##### Supplied records #####
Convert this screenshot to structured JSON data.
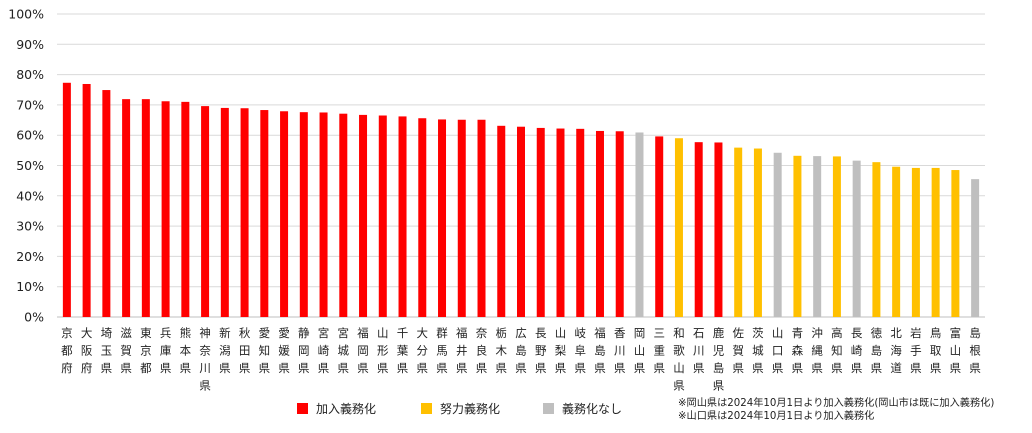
{
  "chart_data": {
    "type": "bar",
    "title": "",
    "xlabel": "",
    "ylabel": "",
    "ylim": [
      0,
      100
    ],
    "yticks": [
      "0%",
      "10%",
      "20%",
      "30%",
      "40%",
      "50%",
      "60%",
      "70%",
      "80%",
      "90%",
      "100%"
    ],
    "grid": true,
    "legend_position": "bottom",
    "legend": [
      {
        "key": "mandatory",
        "label": "加入義務化",
        "color": "#ff0000"
      },
      {
        "key": "effort",
        "label": "努力義務化",
        "color": "#ffc000"
      },
      {
        "key": "none",
        "label": "義務化なし",
        "color": "#bfbfbf"
      }
    ],
    "categories": [
      "京都府",
      "大阪府",
      "埼玉県",
      "滋賀県",
      "東京都",
      "兵庫県",
      "熊本県",
      "神奈川県",
      "新潟県",
      "秋田県",
      "愛知県",
      "愛媛県",
      "静岡県",
      "宮崎県",
      "宮城県",
      "福岡県",
      "山形県",
      "千葉県",
      "大分県",
      "群馬県",
      "福井県",
      "奈良県",
      "栃木県",
      "広島県",
      "長野県",
      "山梨県",
      "岐阜県",
      "福島県",
      "香川県",
      "岡山県",
      "三重県",
      "和歌山県",
      "石川県",
      "鹿児島県",
      "佐賀県",
      "茨城県",
      "山口県",
      "青森県",
      "沖縄県",
      "高知県",
      "長崎県",
      "徳島県",
      "北海道",
      "岩手県",
      "鳥取県",
      "富山県",
      "島根県"
    ],
    "values": [
      77.3,
      76.9,
      74.9,
      71.9,
      71.9,
      71.2,
      71.0,
      69.6,
      69.0,
      68.9,
      68.3,
      67.9,
      67.6,
      67.5,
      67.1,
      66.7,
      66.5,
      66.2,
      65.6,
      65.2,
      65.1,
      65.1,
      63.1,
      62.8,
      62.4,
      62.2,
      62.1,
      61.4,
      61.3,
      60.9,
      59.6,
      59.0,
      57.7,
      57.6,
      55.9,
      55.6,
      54.2,
      53.2,
      53.1,
      53.0,
      51.6,
      51.1,
      49.6,
      49.2,
      49.2,
      48.5,
      45.5
    ],
    "status": [
      "mandatory",
      "mandatory",
      "mandatory",
      "mandatory",
      "mandatory",
      "mandatory",
      "mandatory",
      "mandatory",
      "mandatory",
      "mandatory",
      "mandatory",
      "mandatory",
      "mandatory",
      "mandatory",
      "mandatory",
      "mandatory",
      "mandatory",
      "mandatory",
      "mandatory",
      "mandatory",
      "mandatory",
      "mandatory",
      "mandatory",
      "mandatory",
      "mandatory",
      "mandatory",
      "mandatory",
      "mandatory",
      "mandatory",
      "none",
      "mandatory",
      "effort",
      "mandatory",
      "mandatory",
      "effort",
      "effort",
      "none",
      "effort",
      "none",
      "effort",
      "none",
      "effort",
      "effort",
      "effort",
      "effort",
      "effort",
      "none"
    ],
    "notes": [
      "※岡山県は2024年10月1日より加入義務化(岡山市は既に加入義務化)",
      "※山口県は2024年10月1日より加入義務化"
    ]
  }
}
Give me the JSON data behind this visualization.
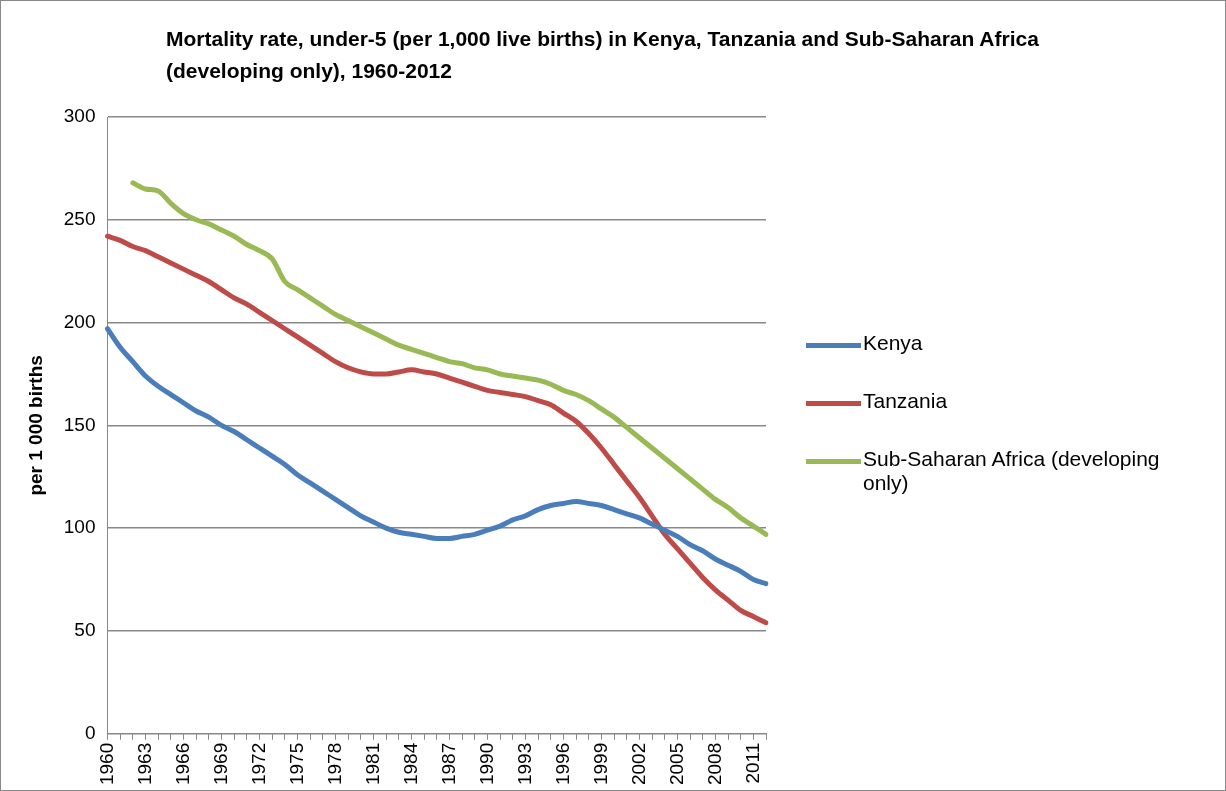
{
  "chart_data": {
    "type": "line",
    "title": "Mortality rate, under-5 (per 1,000 live births) in Kenya, Tanzania and Sub-Saharan Africa (developing only), 1960-2012",
    "ylabel": "per 1 000 births",
    "categories": [
      "1960",
      null,
      null,
      "1963",
      null,
      null,
      "1966",
      null,
      null,
      "1969",
      null,
      null,
      "1972",
      null,
      null,
      "1975",
      null,
      null,
      "1978",
      null,
      null,
      "1981",
      null,
      null,
      "1984",
      null,
      null,
      "1987",
      null,
      null,
      "1990",
      null,
      null,
      "1993",
      null,
      null,
      "1996",
      null,
      null,
      "1999",
      null,
      null,
      "2002",
      null,
      null,
      "2005",
      null,
      null,
      "2008",
      null,
      null,
      "2011",
      null
    ],
    "series": [
      {
        "name": "Kenya",
        "color": "#4a7ebb",
        "values": [
          197,
          188,
          181,
          174,
          169,
          165,
          161,
          157,
          154,
          150,
          147,
          143,
          139,
          135,
          131,
          126,
          122,
          118,
          114,
          110,
          106,
          103,
          100,
          98,
          97,
          96,
          95,
          95,
          96,
          97,
          99,
          101,
          104,
          106,
          109,
          111,
          112,
          113,
          112,
          111,
          109,
          107,
          105,
          102,
          99,
          96,
          92,
          89,
          85,
          82,
          79,
          75,
          73
        ]
      },
      {
        "name": "Tanzania",
        "color": "#be4b48",
        "values": [
          242,
          240,
          237,
          235,
          232,
          229,
          226,
          223,
          220,
          216,
          212,
          209,
          205,
          201,
          197,
          193,
          189,
          185,
          181,
          178,
          176,
          175,
          175,
          176,
          177,
          176,
          175,
          173,
          171,
          169,
          167,
          166,
          165,
          164,
          162,
          160,
          156,
          152,
          146,
          139,
          131,
          123,
          115,
          106,
          97,
          90,
          83,
          76,
          70,
          65,
          60,
          57,
          54
        ]
      },
      {
        "name": "Sub-Saharan Africa (developing only)",
        "color": "#98b954",
        "values": [
          null,
          null,
          268,
          265,
          264,
          258,
          253,
          250,
          248,
          245,
          242,
          238,
          235,
          231,
          220,
          216,
          212,
          208,
          204,
          201,
          198,
          195,
          192,
          189,
          187,
          185,
          183,
          181,
          180,
          178,
          177,
          175,
          174,
          173,
          172,
          170,
          167,
          165,
          162,
          158,
          154,
          149,
          144,
          139,
          134,
          129,
          124,
          119,
          114,
          110,
          105,
          101,
          97
        ]
      }
    ],
    "ylim": [
      0,
      300
    ],
    "yticks": [
      0,
      50,
      100,
      150,
      200,
      250,
      300
    ],
    "grid": "y",
    "legend": "right",
    "marker": "none",
    "line_style": "solid"
  }
}
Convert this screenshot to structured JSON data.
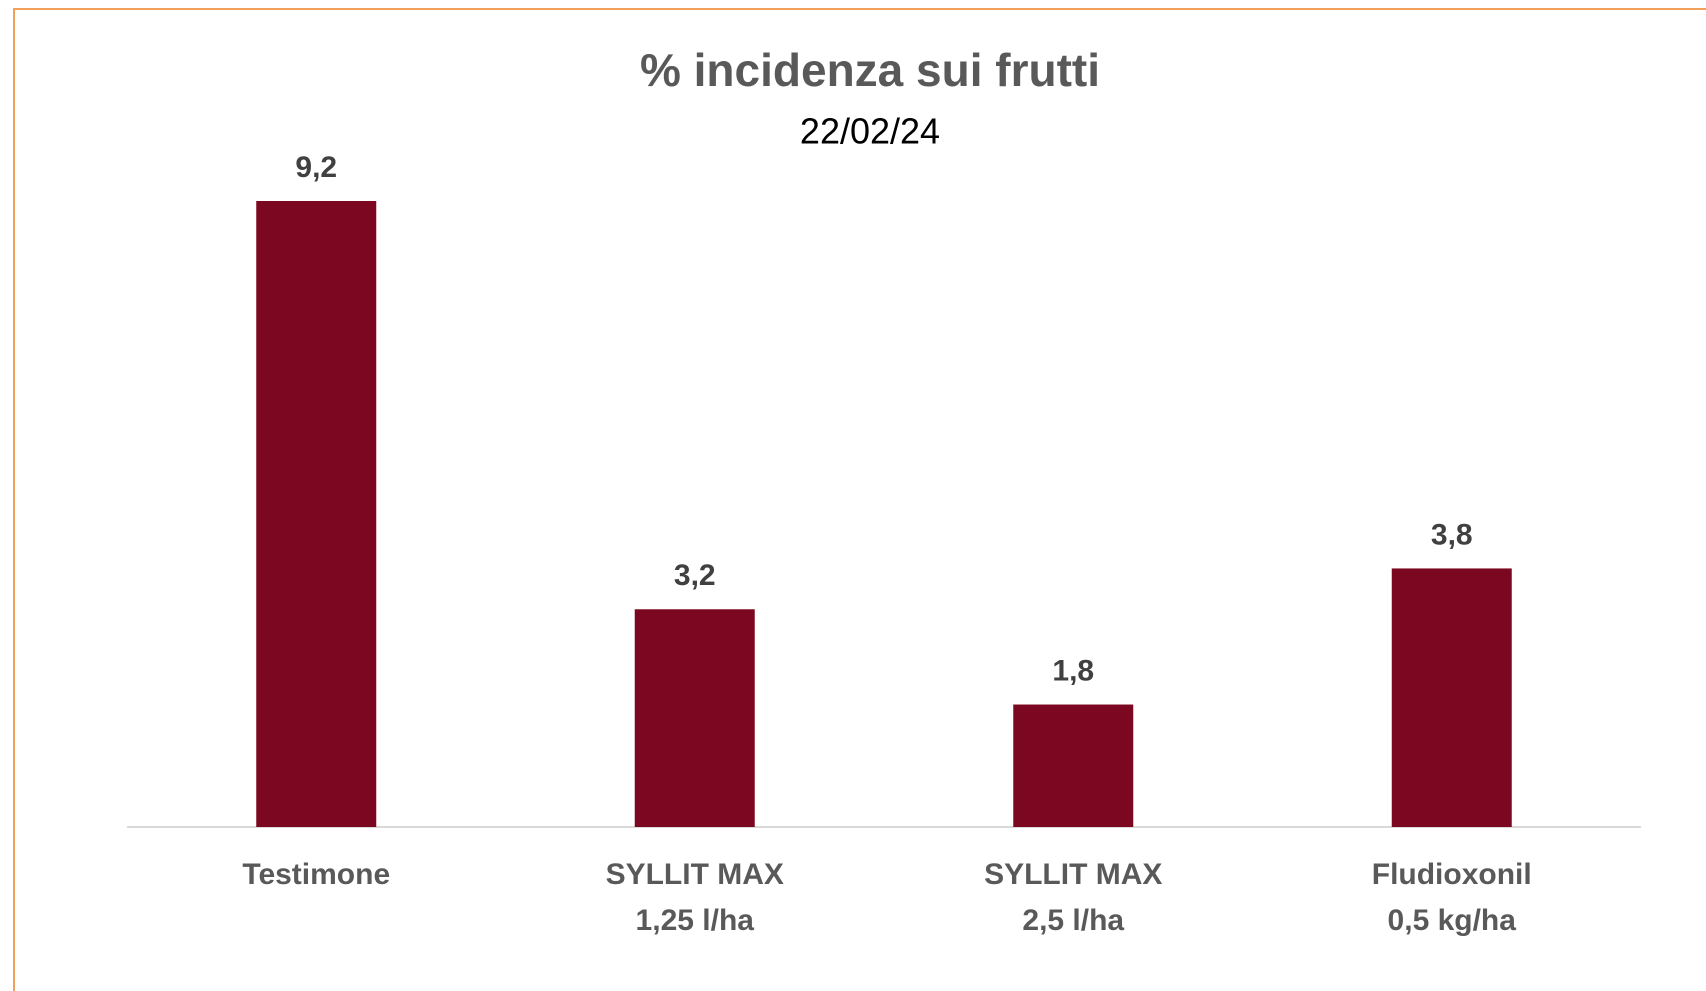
#####
▶ **Problem to work on**
Copy out all the data exactly; skip the pictures.

▶ **Output of the exercise**
Convert this screenshot to structured JSON data.
{
  "chart_data": {
    "type": "bar",
    "title": "",
    "xlabel": "",
    "ylabel": "",
    "ylim": [
      0,
      100
    ],
    "yticks": [
      "0%",
      "10%",
      "20%",
      "30%",
      "40%",
      "50%",
      "60%",
      "70%",
      "80%",
      "90%",
      "100%"
    ],
    "grid": true,
    "legend_position": "bottom",
    "legend": [
      {
        "key": "mandatory",
        "label": "加入義務化",
        "color": "#ff0000"
      },
      {
        "key": "effort",
        "label": "努力義務化",
        "color": "#ffc000"
      },
      {
        "key": "none",
        "label": "義務化なし",
        "color": "#bfbfbf"
      }
    ],
    "categories": [
      "京都府",
      "大阪府",
      "埼玉県",
      "滋賀県",
      "東京都",
      "兵庫県",
      "熊本県",
      "神奈川県",
      "新潟県",
      "秋田県",
      "愛知県",
      "愛媛県",
      "静岡県",
      "宮崎県",
      "宮城県",
      "福岡県",
      "山形県",
      "千葉県",
      "大分県",
      "群馬県",
      "福井県",
      "奈良県",
      "栃木県",
      "広島県",
      "長野県",
      "山梨県",
      "岐阜県",
      "福島県",
      "香川県",
      "岡山県",
      "三重県",
      "和歌山県",
      "石川県",
      "鹿児島県",
      "佐賀県",
      "茨城県",
      "山口県",
      "青森県",
      "沖縄県",
      "高知県",
      "長崎県",
      "徳島県",
      "北海道",
      "岩手県",
      "鳥取県",
      "富山県",
      "島根県"
    ],
    "values": [
      77.3,
      76.9,
      74.9,
      71.9,
      71.9,
      71.2,
      71.0,
      69.6,
      69.0,
      68.9,
      68.3,
      67.9,
      67.6,
      67.5,
      67.1,
      66.7,
      66.5,
      66.2,
      65.6,
      65.2,
      65.1,
      65.1,
      63.1,
      62.8,
      62.4,
      62.2,
      62.1,
      61.4,
      61.3,
      60.9,
      59.6,
      59.0,
      57.7,
      57.6,
      55.9,
      55.6,
      54.2,
      53.2,
      53.1,
      53.0,
      51.6,
      51.1,
      49.6,
      49.2,
      49.2,
      48.5,
      45.5
    ],
    "status": [
      "mandatory",
      "mandatory",
      "mandatory",
      "mandatory",
      "mandatory",
      "mandatory",
      "mandatory",
      "mandatory",
      "mandatory",
      "mandatory",
      "mandatory",
      "mandatory",
      "mandatory",
      "mandatory",
      "mandatory",
      "mandatory",
      "mandatory",
      "mandatory",
      "mandatory",
      "mandatory",
      "mandatory",
      "mandatory",
      "mandatory",
      "mandatory",
      "mandatory",
      "mandatory",
      "mandatory",
      "mandatory",
      "mandatory",
      "none",
      "mandatory",
      "effort",
      "mandatory",
      "mandatory",
      "effort",
      "effort",
      "none",
      "effort",
      "none",
      "effort",
      "none",
      "effort",
      "effort",
      "effort",
      "effort",
      "effort",
      "none"
    ],
    "notes": [
      "※岡山県は2024年10月1日より加入義務化(岡山市は既に加入義務化)",
      "※山口県は2024年10月1日より加入義務化"
    ]
  }
}
Give me the JSON data behind this visualization.
{
  "chart_data": {
    "type": "line",
    "title": "Mortality rate, under-5 (per 1,000 live births) in Kenya, Tanzania and Sub-Saharan Africa (developing only), 1960-2012",
    "ylabel": "per 1 000 births",
    "categories": [
      "1960",
      null,
      null,
      "1963",
      null,
      null,
      "1966",
      null,
      null,
      "1969",
      null,
      null,
      "1972",
      null,
      null,
      "1975",
      null,
      null,
      "1978",
      null,
      null,
      "1981",
      null,
      null,
      "1984",
      null,
      null,
      "1987",
      null,
      null,
      "1990",
      null,
      null,
      "1993",
      null,
      null,
      "1996",
      null,
      null,
      "1999",
      null,
      null,
      "2002",
      null,
      null,
      "2005",
      null,
      null,
      "2008",
      null,
      null,
      "2011",
      null
    ],
    "series": [
      {
        "name": "Kenya",
        "color": "#4a7ebb",
        "values": [
          197,
          188,
          181,
          174,
          169,
          165,
          161,
          157,
          154,
          150,
          147,
          143,
          139,
          135,
          131,
          126,
          122,
          118,
          114,
          110,
          106,
          103,
          100,
          98,
          97,
          96,
          95,
          95,
          96,
          97,
          99,
          101,
          104,
          106,
          109,
          111,
          112,
          113,
          112,
          111,
          109,
          107,
          105,
          102,
          99,
          96,
          92,
          89,
          85,
          82,
          79,
          75,
          73
        ]
      },
      {
        "name": "Tanzania",
        "color": "#be4b48",
        "values": [
          242,
          240,
          237,
          235,
          232,
          229,
          226,
          223,
          220,
          216,
          212,
          209,
          205,
          201,
          197,
          193,
          189,
          185,
          181,
          178,
          176,
          175,
          175,
          176,
          177,
          176,
          175,
          173,
          171,
          169,
          167,
          166,
          165,
          164,
          162,
          160,
          156,
          152,
          146,
          139,
          131,
          123,
          115,
          106,
          97,
          90,
          83,
          76,
          70,
          65,
          60,
          57,
          54
        ]
      },
      {
        "name": "Sub-Saharan Africa (developing only)",
        "color": "#98b954",
        "values": [
          null,
          null,
          268,
          265,
          264,
          258,
          253,
          250,
          248,
          245,
          242,
          238,
          235,
          231,
          220,
          216,
          212,
          208,
          204,
          201,
          198,
          195,
          192,
          189,
          187,
          185,
          183,
          181,
          180,
          178,
          177,
          175,
          174,
          173,
          172,
          170,
          167,
          165,
          162,
          158,
          154,
          149,
          144,
          139,
          134,
          129,
          124,
          119,
          114,
          110,
          105,
          101,
          97
        ]
      }
    ],
    "ylim": [
      0,
      300
    ],
    "yticks": [
      0,
      50,
      100,
      150,
      200,
      250,
      300
    ],
    "grid": "y",
    "legend": "right",
    "marker": "none",
    "line_style": "solid"
  }
}
Convert this screenshot to structured JSON data.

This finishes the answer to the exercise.